*** Opening of Dataset records ***

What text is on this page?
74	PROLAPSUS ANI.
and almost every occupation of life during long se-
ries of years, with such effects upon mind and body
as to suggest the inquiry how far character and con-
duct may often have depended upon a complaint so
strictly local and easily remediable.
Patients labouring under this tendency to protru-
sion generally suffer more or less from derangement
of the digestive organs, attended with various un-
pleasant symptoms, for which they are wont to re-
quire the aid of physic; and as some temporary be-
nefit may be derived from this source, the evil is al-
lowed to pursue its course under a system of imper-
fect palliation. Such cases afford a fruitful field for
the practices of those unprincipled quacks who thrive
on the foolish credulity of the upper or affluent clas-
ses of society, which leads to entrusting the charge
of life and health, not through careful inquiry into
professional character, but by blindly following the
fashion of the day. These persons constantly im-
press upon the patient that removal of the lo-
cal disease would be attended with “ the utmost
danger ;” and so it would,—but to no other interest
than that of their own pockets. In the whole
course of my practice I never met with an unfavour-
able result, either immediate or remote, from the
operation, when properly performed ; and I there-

*** Close of Dataset records ***

### [What you should do]
Transcribe all the entries, keeping each one exactly as it is.

### [Written response]
What text is on this page?
74	PROLAPSUS ANI.
and almost every occupation of life during long se-
ries of years, with such effects upon mind and body
as to suggest the inquiry how far character and con-
duct may often have depended upon a complaint so
strictly local and easily remediable.
Patients labouring under this tendency to protru-
sion generally suffer more or less from derangement
of the digestive organs, attended with various un-
pleasant symptoms, for which they are wont to re-
quire the aid of physic; and as some temporary be-
nefit may be derived from this source, the evil is al-
lowed to pursue its course under a system of imper-
fect palliation. Such cases afford a fruitful field for
the practices of those unprincipled quacks who thrive
on the foolish credulity of the upper or affluent clas-
ses of society, which leads to entrusting the charge
of life and health, not through careful inquiry into
professional character, but by blindly following the
fashion of the day. These persons constantly im-
press upon the patient that removal of the lo-
cal disease would be attended with “ the utmost
danger ;” and so it would,—but to no other interest
than that of their own pockets. In the whole
course of my practice I never met with an unfavour-
able result, either immediate or remote, from the
operation, when properly performed ; and I there-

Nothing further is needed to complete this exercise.